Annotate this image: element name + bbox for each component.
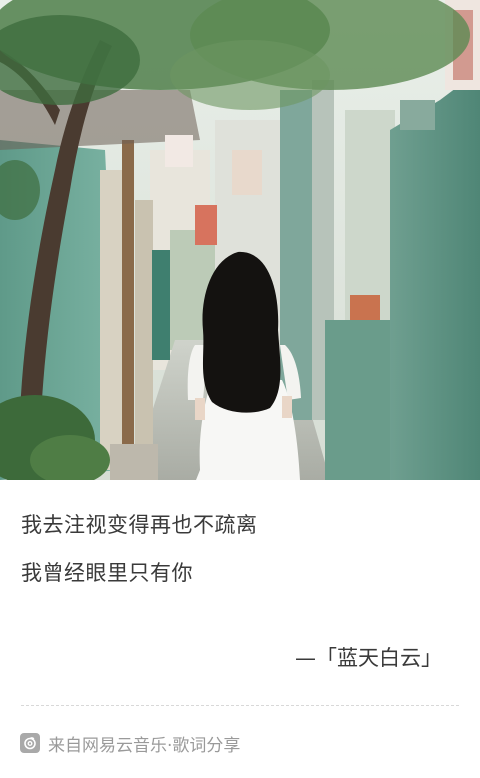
- dashed-divider: [21, 705, 459, 706]
- lyric-line: 我曾经眼里只有你: [21, 561, 193, 585]
- footer-source-text: 来自网易云音乐·歌词分享: [48, 735, 241, 756]
- lyric-line: 我去注视变得再也不疏离: [21, 513, 258, 537]
- lyric-share-card: 我去注视变得再也不疏离 我曾经眼里只有你 —「蓝天白云」 来自网易云音乐·歌词分…: [0, 0, 480, 778]
- netease-music-icon: [20, 733, 40, 753]
- song-attribution: —「蓝天白云」: [295, 646, 442, 670]
- footer: 来自网易云音乐·歌词分享: [20, 731, 241, 756]
- cover-photo: [0, 0, 480, 480]
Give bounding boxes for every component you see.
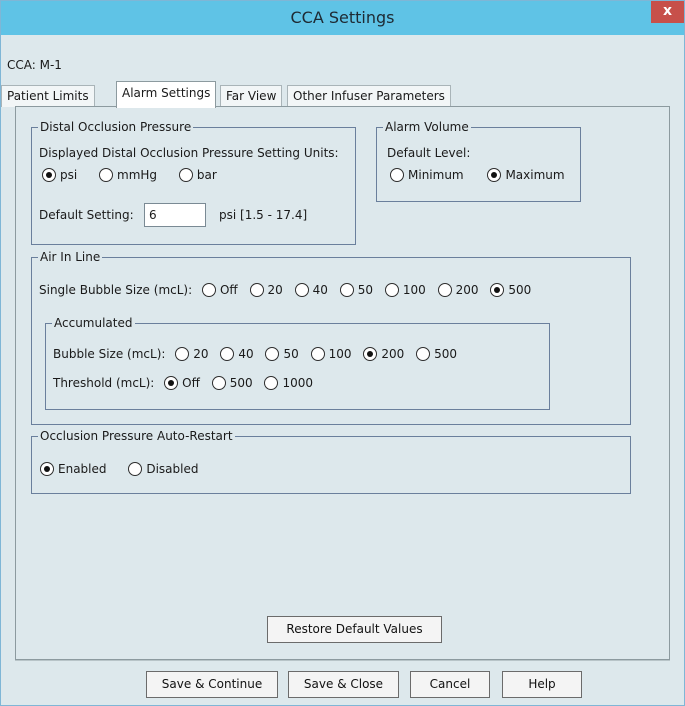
radio-checked-icon <box>487 168 502 182</box>
radio-icon <box>128 462 143 476</box>
units-option-psi[interactable]: psi <box>42 168 77 182</box>
radio-icon <box>390 168 404 182</box>
air-in-line-group: Air In Line Single Bubble Size (mcL): Of… <box>31 249 631 425</box>
occlusion-auto-restart-legend: Occlusion Pressure Auto-Restart <box>38 428 235 444</box>
single-bubble-option-20[interactable]: 20 <box>249 283 283 297</box>
occlusion-auto-restart-group: Occlusion Pressure Auto-Restart Enabled … <box>31 428 631 494</box>
auto-restart-radio-group: Enabled Disabled <box>40 462 206 476</box>
window-title: CCA Settings <box>290 8 395 27</box>
distal-occlusion-legend: Distal Occlusion Pressure <box>38 119 194 135</box>
cca-settings-window: CCA Settings x CCA: M-1 Patient Limits A… <box>0 0 685 706</box>
threshold-option-1000[interactable]: 1000 <box>264 376 313 390</box>
radio-checked-icon <box>164 376 179 390</box>
accumulated-bubble-option-50[interactable]: 50 <box>265 347 299 361</box>
accumulated-bubble-option-500[interactable]: 500 <box>416 347 457 361</box>
tab-patient-limits[interactable]: Patient Limits <box>1 85 95 107</box>
radio-icon <box>416 347 431 361</box>
radio-icon <box>265 347 280 361</box>
cca-label: CCA: M-1 <box>7 58 62 72</box>
single-bubble-option-200[interactable]: 200 <box>437 283 478 297</box>
air-in-line-legend: Air In Line <box>38 249 103 265</box>
radio-icon <box>201 283 216 297</box>
radio-icon <box>99 168 114 182</box>
single-bubble-option-500[interactable]: 500 <box>490 283 531 297</box>
units-radio-group: psi mmHg bar <box>42 168 225 182</box>
alarm-volume-legend: Alarm Volume <box>383 119 471 135</box>
accumulated-bubble-option-20[interactable]: 20 <box>175 347 209 361</box>
threshold-option-500[interactable]: 500 <box>211 376 253 390</box>
radio-icon <box>220 347 235 361</box>
auto-restart-option-disabled[interactable]: Disabled <box>128 462 198 476</box>
save-close-button[interactable]: Save & Close <box>288 671 399 698</box>
radio-icon <box>178 168 193 182</box>
radio-icon <box>384 283 399 297</box>
radio-icon <box>264 376 279 390</box>
default-setting-label: Default Setting: <box>39 208 134 222</box>
default-setting-input[interactable]: 6 <box>144 203 206 227</box>
units-option-bar[interactable]: bar <box>178 168 217 182</box>
radio-checked-icon <box>363 347 378 361</box>
close-icon: x <box>662 3 673 19</box>
threshold-option-off[interactable]: Off <box>164 376 200 390</box>
radio-icon <box>339 283 354 297</box>
dialog-button-bar: Save & Continue Save & Close Cancel Help <box>15 660 670 701</box>
single-bubble-option-40[interactable]: 40 <box>294 283 328 297</box>
alarm-settings-panel: Distal Occlusion Pressure Displayed Dist… <box>15 106 670 660</box>
single-bubble-option-off[interactable]: Off <box>201 283 238 297</box>
tab-alarm-settings[interactable]: Alarm Settings <box>116 81 217 108</box>
radio-icon <box>211 376 226 390</box>
accumulated-bubble-option-100[interactable]: 100 <box>310 347 352 361</box>
auto-restart-option-enabled[interactable]: Enabled <box>40 462 107 476</box>
cancel-button[interactable]: Cancel <box>410 671 490 698</box>
single-bubble-option-100[interactable]: 100 <box>384 283 426 297</box>
accumulated-bubble-option-200[interactable]: 200 <box>363 347 404 361</box>
tab-far-view[interactable]: Far View <box>220 85 283 107</box>
distal-occlusion-group: Distal Occlusion Pressure Displayed Dist… <box>31 119 356 245</box>
alarm-volume-radio-group: Minimum Maximum <box>390 168 573 182</box>
single-bubble-row: Single Bubble Size (mcL): Off 20 40 50 1… <box>39 283 539 297</box>
alarm-volume-group: Alarm Volume Default Level: Minimum Maxi… <box>376 119 581 202</box>
accumulated-legend: Accumulated <box>52 315 135 331</box>
default-level-label: Default Level: <box>387 146 471 160</box>
radio-checked-icon <box>42 168 56 182</box>
title-bar[interactable]: CCA Settings x <box>1 1 684 35</box>
accumulated-bubble-option-40[interactable]: 40 <box>220 347 254 361</box>
threshold-label: Threshold (mcL): <box>53 376 155 390</box>
help-button[interactable]: Help <box>502 671 582 698</box>
radio-checked-icon <box>40 462 54 476</box>
accumulated-bubble-label: Bubble Size (mcL): <box>53 347 166 361</box>
radio-icon <box>437 283 452 297</box>
radio-icon <box>249 283 264 297</box>
accumulated-bubble-row: Bubble Size (mcL): 20 40 50 100 200 500 <box>53 347 465 361</box>
volume-option-minimum[interactable]: Minimum <box>390 168 464 182</box>
volume-option-maximum[interactable]: Maximum <box>487 168 565 182</box>
radio-icon <box>310 347 325 361</box>
units-option-mmhg[interactable]: mmHg <box>99 168 157 182</box>
single-bubble-label: Single Bubble Size (mcL): <box>39 283 193 297</box>
radio-icon <box>175 347 190 361</box>
tab-other-infuser-parameters[interactable]: Other Infuser Parameters <box>287 85 451 107</box>
single-bubble-option-50[interactable]: 50 <box>339 283 373 297</box>
radio-checked-icon <box>490 283 505 297</box>
close-button[interactable]: x <box>651 1 684 23</box>
default-setting-unit-range: psi [1.5 - 17.4] <box>219 208 308 222</box>
radio-icon <box>294 283 309 297</box>
units-label: Displayed Distal Occlusion Pressure Sett… <box>39 146 339 160</box>
restore-default-values-button[interactable]: Restore Default Values <box>267 616 442 643</box>
save-continue-button[interactable]: Save & Continue <box>146 671 278 698</box>
accumulated-group: Accumulated Bubble Size (mcL): 20 40 50 … <box>45 315 550 410</box>
accumulated-threshold-row: Threshold (mcL): Off 500 1000 <box>53 376 321 390</box>
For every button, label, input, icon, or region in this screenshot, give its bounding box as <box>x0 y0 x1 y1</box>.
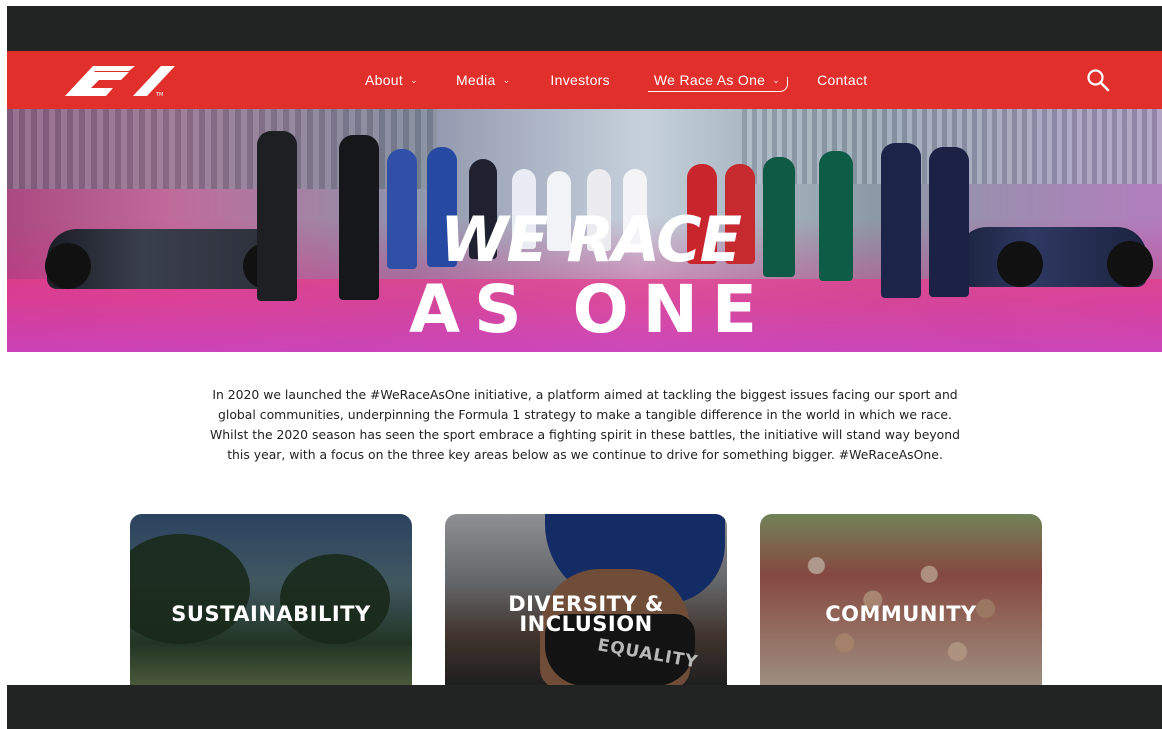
card-title-line-2: INCLUSION <box>519 612 653 636</box>
race-car-right <box>957 227 1153 287</box>
f1-logo-icon: TM <box>65 66 175 98</box>
card-title-line-1: DIVERSITY & <box>508 592 664 616</box>
bottom-dark-bar <box>7 685 1162 729</box>
nav-item-media-label: Media <box>455 72 496 88</box>
card-overlay <box>130 514 412 686</box>
f1-logo[interactable]: TM <box>63 66 179 98</box>
nav-item-about-label: About <box>365 72 404 88</box>
card-diversity-inclusion[interactable]: EQUALITY DIVERSITY & INCLUSION <box>445 514 727 686</box>
card-title: COMMUNITY <box>825 602 977 626</box>
hero-banner: WE RACE AS ONE <box>7 109 1162 352</box>
search-icon <box>1087 69 1110 92</box>
main-nav: TM About ⌄ Media ⌄ Investors We Race As … <box>7 51 1162 109</box>
nav-item-investors[interactable]: Investors <box>550 51 610 109</box>
car-wheel <box>997 241 1043 287</box>
chevron-down-icon: ⌄ <box>410 75 418 85</box>
driver-figure <box>339 135 379 300</box>
driver-figure <box>819 151 853 281</box>
nav-item-contact[interactable]: Contact <box>817 51 867 109</box>
chevron-down-icon: ⌄ <box>772 75 781 85</box>
car-wheel <box>45 243 91 289</box>
race-car-left <box>45 229 289 289</box>
driver-figure <box>881 143 921 298</box>
card-community[interactable]: COMMUNITY <box>760 514 1042 686</box>
driver-figure <box>929 147 969 297</box>
intro-paragraph: In 2020 we launched the #WeRaceAsOne ini… <box>210 387 960 462</box>
card-title: SUSTAINABILITY <box>171 602 371 626</box>
car-wheel <box>1107 241 1153 287</box>
nav-item-about[interactable]: About ⌄ <box>365 51 418 109</box>
hero-title-line-2: AS ONE <box>408 271 772 348</box>
hero-title: WE RACE AS ONE <box>401 209 779 343</box>
nav-item-media[interactable]: Media ⌄ <box>456 51 510 109</box>
top-dark-bar <box>7 6 1162 51</box>
search-button[interactable] <box>1086 68 1110 92</box>
nav-item-investors-label: Investors <box>550 72 610 88</box>
chevron-down-icon: ⌄ <box>502 75 511 85</box>
nav-menu: About ⌄ Media ⌄ Investors We Race As One… <box>365 51 867 109</box>
nav-item-we-race-as-one[interactable]: We Race As One ⌄ <box>647 51 789 109</box>
hero-title-line-1: WE RACE <box>440 203 742 276</box>
card-sustainability[interactable]: SUSTAINABILITY <box>130 514 412 686</box>
svg-text:TM: TM <box>155 92 163 96</box>
card-overlay <box>760 514 1042 686</box>
nav-item-we-race-as-one-label: We Race As One <box>653 72 766 88</box>
nav-item-contact-label: Contact <box>817 72 868 88</box>
driver-figure <box>257 131 297 301</box>
card-title: DIVERSITY & INCLUSION <box>445 592 727 636</box>
page: TM About ⌄ Media ⌄ Investors We Race As … <box>0 0 1162 729</box>
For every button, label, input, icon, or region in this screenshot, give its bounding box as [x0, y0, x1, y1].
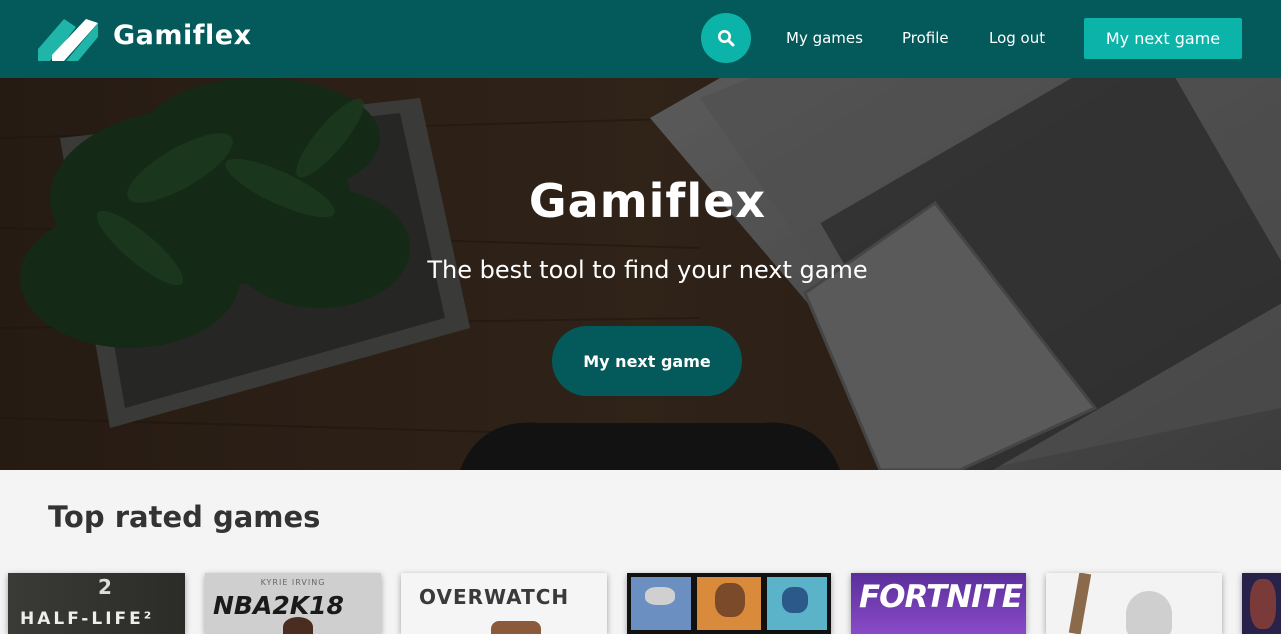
search-icon [718, 30, 735, 47]
nav-link-profile[interactable]: Profile [902, 29, 949, 47]
logo-icon[interactable] [36, 19, 100, 61]
section-title-top-rated: Top rated games [48, 500, 321, 534]
game-cover-title: HALF-LIFE² [20, 609, 155, 629]
game-card-the-witcher[interactable] [1046, 573, 1222, 634]
nav-my-next-game-button[interactable]: My next game [1084, 18, 1242, 59]
navbar: Gamiflex My games Profile Log out My nex… [0, 0, 1281, 78]
game-card-half-life-2[interactable]: 2 HALF-LIFE² [8, 573, 185, 634]
game-card-nba-2k18[interactable]: KYRIE IRVING NBA2K18 [205, 573, 381, 634]
game-cover-title: OVERWATCH [419, 585, 570, 609]
hero-subtitle: The best tool to find your next game [427, 256, 868, 284]
game-cover-subtitle: 2 [98, 575, 112, 599]
hero-my-next-game-button[interactable]: My next game [552, 326, 742, 396]
hero-banner: Gamiflex The best tool to find your next… [0, 78, 1281, 470]
game-card-gta-v[interactable] [627, 573, 831, 634]
top-rated-games-row: 2 HALF-LIFE² KYRIE IRVING NBA2K18 OVERWA… [0, 573, 1281, 634]
nav-link-logout[interactable]: Log out [989, 29, 1045, 47]
brand-name[interactable]: Gamiflex [113, 20, 252, 51]
game-card-partial[interactable] [1242, 573, 1281, 634]
game-cover-title: FORTNITE [859, 579, 1023, 615]
game-cover-subtitle: KYRIE IRVING [260, 578, 326, 587]
game-cover-title: NBA2K18 [213, 591, 344, 620]
search-button[interactable] [701, 13, 751, 63]
game-card-overwatch[interactable]: OVERWATCH [401, 573, 607, 634]
game-card-fortnite[interactable]: FORTNITE [851, 573, 1026, 634]
nav-link-my-games[interactable]: My games [786, 29, 863, 47]
hero-title: Gamiflex [528, 174, 767, 228]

» Instruction
Copy everything from the line containing "card-title-line-2: INCLUSION <box>519" down to the line containing "card-diversity-inclusion[interactable]: EQUALITY DIVERSITY", both included, swapping "bottom-dark-bar" for "bottom-bar" and leaving the rest unchanged. Give only those lines.

» Result of this task
card-title-line-2: INCLUSION <box>519 612 653 636</box>
race-car-right <box>957 227 1153 287</box>
f1-logo-icon: TM <box>65 66 175 98</box>
card-title-line-1: DIVERSITY & <box>508 592 664 616</box>
bottom-bar <box>7 685 1162 729</box>
nav-item-media-label: Media <box>455 72 496 88</box>
card-overlay <box>130 514 412 686</box>
f1-logo[interactable]: TM <box>63 66 179 98</box>
nav-item-about-label: About <box>365 72 404 88</box>
card-diversity-inclusion[interactable]: EQUALITY DIVERSITY & INCLUSION <box>445 514 727 686</box>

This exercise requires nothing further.